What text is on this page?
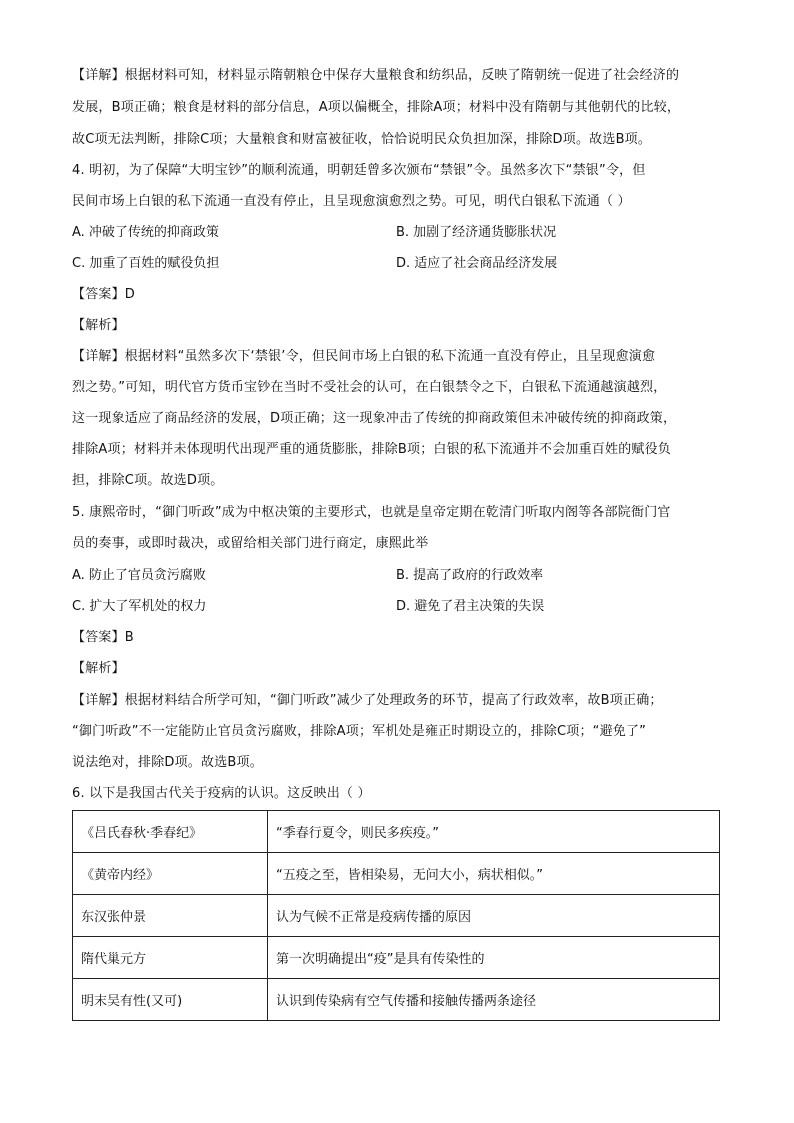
【详解】根据材料可知，材料显示隋朝粮仓中保存大量粮食和纺织品，反映了隋朝统一促进了社会经济的
发展，B项正确；粮食是材料的部分信息，A项以偏概全，排除A项；材料中没有隋朝与其他朝代的比较，
故C项无法判断，排除C项；大量粮食和财富被征收，恰恰说明民众负担加深，排除D项。故选B项。
4. 明初，为了保障“大明宝钞”的顺利流通，明朝廷曾多次颁布“禁银”令。虽然多次下“禁银”令，但
民间市场上白银的私下流通一直没有停止，且呈现愈演愈烈之势。可见，明代白银私下流通（ ）
A. 冲破了传统的抑商政策	B. 加剧了经济通货膨胀状况
C. 加重了百姓的赋役负担	D. 适应了社会商品经济发展
【答案】D
【解析】
【详解】根据材料“虽然多次下‘禁银’令，但民间市场上白银的私下流通一直没有停止，且呈现愈演愈
烈之势。”可知，明代官方货币宝钞在当时不受社会的认可，在白银禁令之下，白银私下流通越演越烈，
这一现象适应了商品经济的发展，D项正确；这一现象冲击了传统的抑商政策但未冲破传统的抑商政策，
排除A项；材料并未体现明代出现严重的通货膨胀，排除B项；白银的私下流通并不会加重百姓的赋役负
担，排除C项。故选D项。
5. 康熙帝时，“御门听政”成为中枢决策的主要形式，也就是皇帝定期在乾清门听取内阁等各部院衙门官
员的奏事，或即时裁决，或留给相关部门进行商定，康熙此举
A. 防止了官员贪污腐败	B. 提高了政府的行政效率
C. 扩大了军机处的权力	D. 避免了君主决策的失误
【答案】B
【解析】
【详解】根据材料结合所学可知，“御门听政”减少了处理政务的环节，提高了行政效率，故B项正确；
“御门听政”不一定能防止官员贪污腐败，排除A项；军机处是雍正时期设立的，排除C项；“避免了”
说法绝对，排除D项。故选B项。
6. 以下是我国古代关于疫病的认识。这反映出（ ）
《吕氏春秋·季春纪》	“季春行夏令，则民多疾疫。”
《黄帝内经》	“五疫之至，皆相染易，无问大小，病状相似。”
东汉张仲景	认为气候不正常是疫病传播的原因
隋代巢元方	第一次明确提出“疫”是具有传染性的
明末吴有性(又可)	认识到传染病有空气传播和接触传播两条途径
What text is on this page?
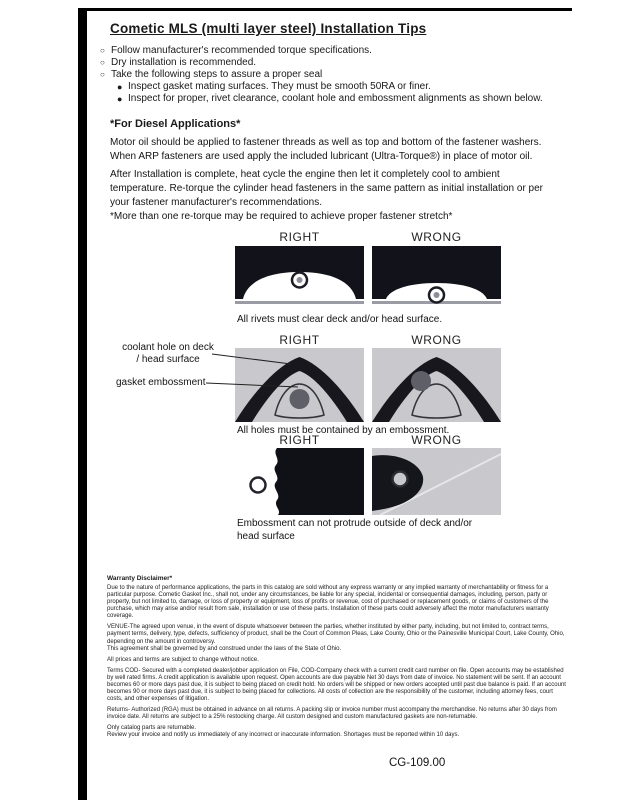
Cometic MLS (multi layer steel) Installation Tips
○ Follow manufacturer's recommended torque specifications.
○ Dry installation is recommended.
○ Take the following steps to assure a proper seal
● Inspect gasket mating surfaces. They must be smooth 50RA or finer.
● Inspect for proper, rivet clearance, coolant hole and embossment alignments as shown below.
*For Diesel Applications*
Motor oil should be applied to fastener threads as well as top and bottom of the fastener washers. When ARP fasteners are used apply the included lubricant (Ultra-Torque®) in place of motor oil.
After Installation is complete, heat cycle the engine then let it completely cool to ambient temperature. Re-torque the cylinder head fasteners in the same pattern as initial installation or per your fastener manufacturer's recommendations.
*More than one re-torque may be required to achieve proper fastener stretch*
RIGHT	WRONG
All rivets must clear deck and/or head surface.
RIGHT	WRONG
coolant hole on deck / head surface
gasket embossment
All holes must be contained by an embossment.
RIGHT	WRONG
Embossment can not protrude outside of deck and/or head surface
Warranty Disclaimer*

Due to the nature of performance applications, the parts in this catalog are sold without any express warranty or any implied warranty of merchantability or fitness for a particular purpose. Cometic Gasket Inc., shall not, under any circumstances, be liable for any special, incidental or consequential damages, including, person, party or property, but not limited to, damage, or loss of property or equipment, loss of profits or revenue, cost of purchased or replacement goods, or claims of customers of the purchase, which may arise and/or result from sale, installation or use of these parts. Installation of these parts could adversely affect the motor manufacturers warranty coverage.

VENUE-The agreed upon venue, in the event of dispute whatsoever between the parties, whether instituted by either party, including, but not limited to, contract terms, payment terms, delivery, type, defects, sufficiency of product, shall be the Court of Common Pleas, Lake County, Ohio or the Painesville Municipal Court, Lake County, Ohio, depending on the amount in controversy.

This agreement shall be governed by and construed under the laws of the State of Ohio.

All prices and terms are subject to change without notice.

Terms COD- Secured with a completed dealer/jobber application on File, COD-Company check with a current credit card number on file. Open accounts may be established by well rated firms. A credit application is available upon request. Open accounts are due payable Net 30 days from date of invoice. No statement will be sent. If an account becomes 60 or more days past due, it is subject to being placed on credit hold. No orders will be shipped or new orders accepted until past due balance is paid. If an account becomes 90 or more days past due, it is subject to being placed for collections. All costs of collection are the responsibility of the customer, including attorney fees, court costs, and other expenses of litigation.

Returns- Authorized (RGA) must be obtained in advance on all returns. A packing slip or invoice number must accompany the merchandise. No returns after 30 days from invoice date. All returns are subject to a 25% restocking charge. All custom designed and custom manufactured gaskets are non-returnable.

Only catalog parts are returnable.

Review your invoice and notify us immediately of any incorrect or inaccurate information. Shortages must be reported within 10 days.

CG-109.00
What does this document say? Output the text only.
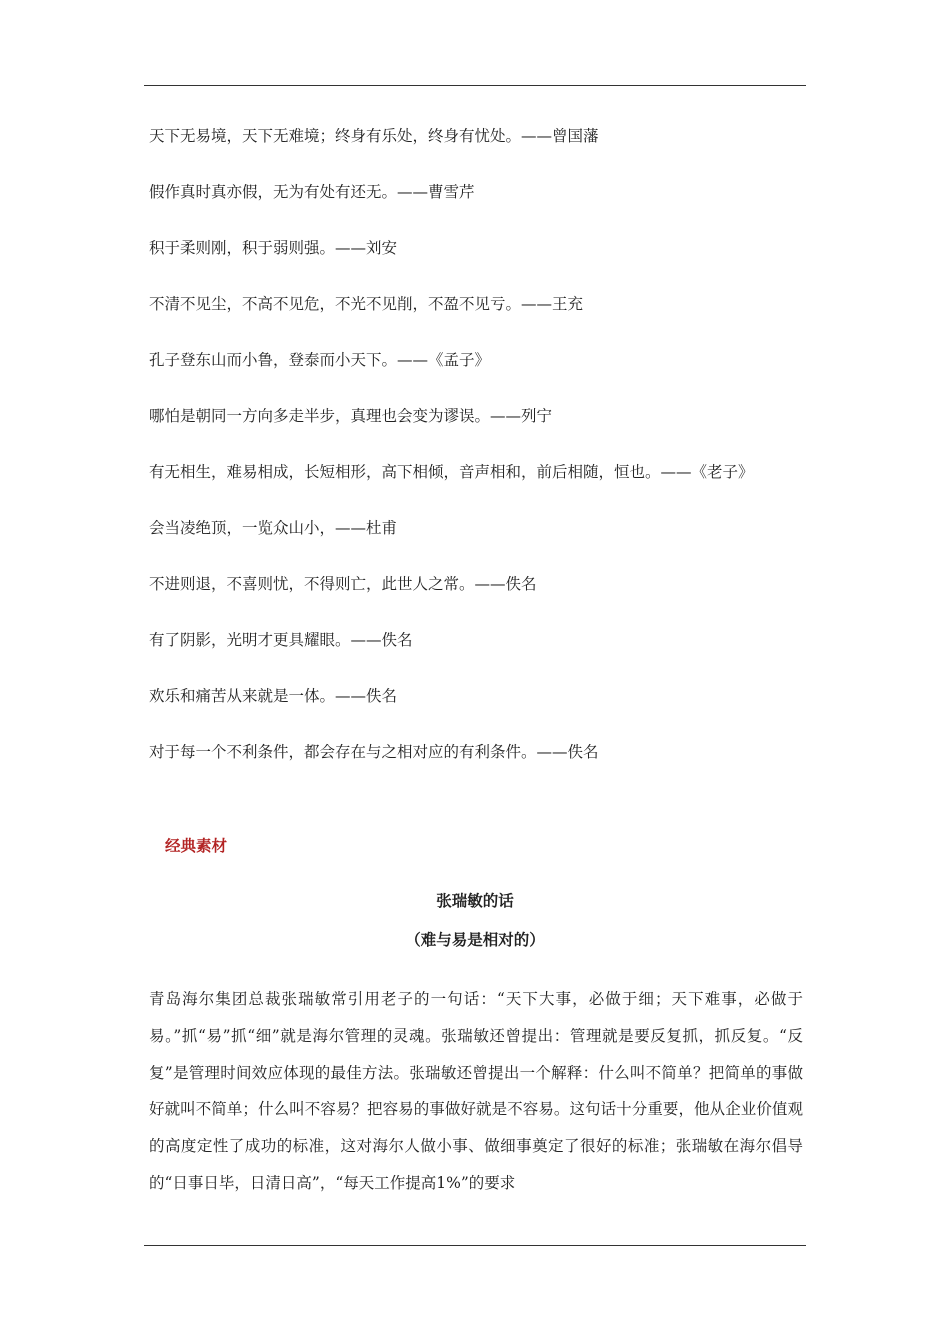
天下无易境，天下无难境；终身有乐处，终身有忧处。——曾国藩
假作真时真亦假，无为有处有还无。——曹雪芹
积于柔则刚，积于弱则强。——刘安
不清不见尘，不高不见危，不光不见削，不盈不见亏。——王充
孔子登东山而小鲁，登泰而小天下。——《孟子》
哪怕是朝同一方向多走半步，真理也会变为谬误。——列宁
有无相生，难易相成，长短相形，高下相倾，音声相和，前后相随，恒也。——《老子》
会当凌绝顶，一览众山小，——杜甫
不进则退，不喜则忧，不得则亡，此世人之常。——佚名
有了阴影，光明才更具耀眼。——佚名
欢乐和痛苦从来就是一体。——佚名
对于每一个不利条件，都会存在与之相对应的有利条件。——佚名
经典素材
张瑞敏的话
（难与易是相对的）

青岛海尔集团总裁张瑞敏常引用老子的一句话：“天下大事，必做于细；天下难事，必做于易。”抓“易”抓“细”就是海尔管理的灵魂。张瑞敏还曾提出：管理就是要反复抓，抓反复。“反复”是管理时间效应体现的最佳方法。张瑞敏还曾提出一个解释：什么叫不简单？把简单的事做好就叫不简单；什么叫不容易？把容易的事做好就是不容易。这句话十分重要，他从企业价值观的高度定性了成功的标准，这对海尔人做小事、做细事奠定了很好的标准；张瑞敏在海尔倡导的“日事日毕，日清日高”，“每天工作提高1%”的要求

------------------------------------------------------------

Exercise requirements: The pictures in the entries should be left out; output everything else exactly.

Solved problem:
What text is on this page?
【详解】根据材料可知，材料显示隋朝粮仓中保存大量粮食和纺织品，反映了隋朝统一促进了社会经济的
发展，B项正确；粮食是材料的部分信息，A项以偏概全，排除A项；材料中没有隋朝与其他朝代的比较，
故C项无法判断，排除C项；大量粮食和财富被征收，恰恰说明民众负担加深，排除D项。故选B项。
4. 明初，为了保障“大明宝钞”的顺利流通，明朝廷曾多次颁布“禁银”令。虽然多次下“禁银”令，但
民间市场上白银的私下流通一直没有停止，且呈现愈演愈烈之势。可见，明代白银私下流通（ ）
A. 冲破了传统的抑商政策	B. 加剧了经济通货膨胀状况
C. 加重了百姓的赋役负担	D. 适应了社会商品经济发展
【答案】D
【解析】
【详解】根据材料“虽然多次下‘禁银’令，但民间市场上白银的私下流通一直没有停止，且呈现愈演愈
烈之势。”可知，明代官方货币宝钞在当时不受社会的认可，在白银禁令之下，白银私下流通越演越烈，
这一现象适应了商品经济的发展，D项正确；这一现象冲击了传统的抑商政策但未冲破传统的抑商政策，
排除A项；材料并未体现明代出现严重的通货膨胀，排除B项；白银的私下流通并不会加重百姓的赋役负
担，排除C项。故选D项。
5. 康熙帝时，“御门听政”成为中枢决策的主要形式，也就是皇帝定期在乾清门听取内阁等各部院衙门官
员的奏事，或即时裁决，或留给相关部门进行商定，康熙此举
A. 防止了官员贪污腐败	B. 提高了政府的行政效率
C. 扩大了军机处的权力	D. 避免了君主决策的失误
【答案】B
【解析】
【详解】根据材料结合所学可知，“御门听政”减少了处理政务的环节，提高了行政效率，故B项正确；
“御门听政”不一定能防止官员贪污腐败，排除A项；军机处是雍正时期设立的，排除C项；“避免了”
说法绝对，排除D项。故选B项。
6. 以下是我国古代关于疫病的认识。这反映出（ ）
《吕氏春秋·季春纪》	“季春行夏令，则民多疾疫。”
《黄帝内经》	“五疫之至，皆相染易，无问大小，病状相似。”
东汉张仲景	认为气候不正常是疫病传播的原因
隋代巢元方	第一次明确提出“疫”是具有传染性的
明末吴有性(又可)	认识到传染病有空气传播和接触传播两条途径
What text is on this page?
Cometic MLS (multi layer steel) Installation Tips
○ Follow manufacturer's recommended torque specifications.
○ Dry installation is recommended.
○ Take the following steps to assure a proper seal
● Inspect gasket mating surfaces. They must be smooth 50RA or finer.
● Inspect for proper, rivet clearance, coolant hole and embossment alignments as shown below.
*For Diesel Applications*
Motor oil should be applied to fastener threads as well as top and bottom of the fastener washers. When ARP fasteners are used apply the included lubricant (Ultra-Torque®) in place of motor oil.
After Installation is complete, heat cycle the engine then let it completely cool to ambient temperature. Re-torque the cylinder head fasteners in the same pattern as initial installation or per your fastener manufacturer's recommendations.
*More than one re-torque may be required to achieve proper fastener stretch*
RIGHT	WRONG
All rivets must clear deck and/or head surface.
RIGHT	WRONG
coolant hole on deck / head surface
gasket embossment
All holes must be contained by an embossment.
RIGHT	WRONG
Embossment can not protrude outside of deck and/or head surface
Warranty Disclaimer*

Due to the nature of performance applications, the parts in this catalog are sold without any express warranty or any implied warranty of merchantability or fitness for a particular purpose. Cometic Gasket Inc., shall not, under any circumstances, be liable for any special, incidental or consequential damages, including, person, party or property, but not limited to, damage, or loss of property or equipment, loss of profits or revenue, cost of purchased or replacement goods, or claims of customers of the purchase, which may arise and/or result from sale, installation or use of these parts. Installation of these parts could adversely affect the motor manufacturers warranty coverage.

VENUE-The agreed upon venue, in the event of dispute whatsoever between the parties, whether instituted by either party, including, but not limited to, contract terms, payment terms, delivery, type, defects, sufficiency of product, shall be the Court of Common Pleas, Lake County, Ohio or the Painesville Municipal Court, Lake County, Ohio, depending on the amount in controversy.

This agreement shall be governed by and construed under the laws of the State of Ohio.

All prices and terms are subject to change without notice.

Terms COD- Secured with a completed dealer/jobber application on File, COD-Company check with a current credit card number on file. Open accounts may be established by well rated firms. A credit application is available upon request. Open accounts are due payable Net 30 days from date of invoice. No statement will be sent. If an account becomes 60 or more days past due, it is subject to being placed on credit hold. No orders will be shipped or new orders accepted until past due balance is paid. If an account becomes 90 or more days past due, it is subject to being placed for collections. All costs of collection are the responsibility of the customer, including attorney fees, court costs, and other expenses of litigation.

Returns- Authorized (RGA) must be obtained in advance on all returns. A packing slip or invoice number must accompany the merchandise. No returns after 30 days from invoice date. All returns are subject to a 25% restocking charge. All custom designed and custom manufactured gaskets are non-returnable.

Only catalog parts are returnable.

Review your invoice and notify us immediately of any incorrect or inaccurate information. Shortages must be reported within 10 days.

CG-109.00
What does this document say? Output the text only.
天下无易境，天下无难境；终身有乐处，终身有忧处。——曾国藩
假作真时真亦假，无为有处有还无。——曹雪芹
积于柔则刚，积于弱则强。——刘安
不清不见尘，不高不见危，不光不见削，不盈不见亏。——王充
孔子登东山而小鲁，登泰而小天下。——《孟子》
哪怕是朝同一方向多走半步，真理也会变为谬误。——列宁
有无相生，难易相成，长短相形，高下相倾，音声相和，前后相随，恒也。——《老子》
会当凌绝顶，一览众山小，——杜甫
不进则退，不喜则忧，不得则亡，此世人之常。——佚名
有了阴影，光明才更具耀眼。——佚名
欢乐和痛苦从来就是一体。——佚名
对于每一个不利条件，都会存在与之相对应的有利条件。——佚名
经典素材
张瑞敏的话
（难与易是相对的）

青岛海尔集团总裁张瑞敏常引用老子的一句话：“天下大事，必做于细；天下难事，必做于易。”抓“易”抓“细”就是海尔管理的灵魂。张瑞敏还曾提出：管理就是要反复抓，抓反复。“反复”是管理时间效应体现的最佳方法。张瑞敏还曾提出一个解释：什么叫不简单？把简单的事做好就叫不简单；什么叫不容易？把容易的事做好就是不容易。这句话十分重要，他从企业价值观的高度定性了成功的标准，这对海尔人做小事、做细事奠定了很好的标准；张瑞敏在海尔倡导的“日事日毕，日清日高”，“每天工作提高1%”的要求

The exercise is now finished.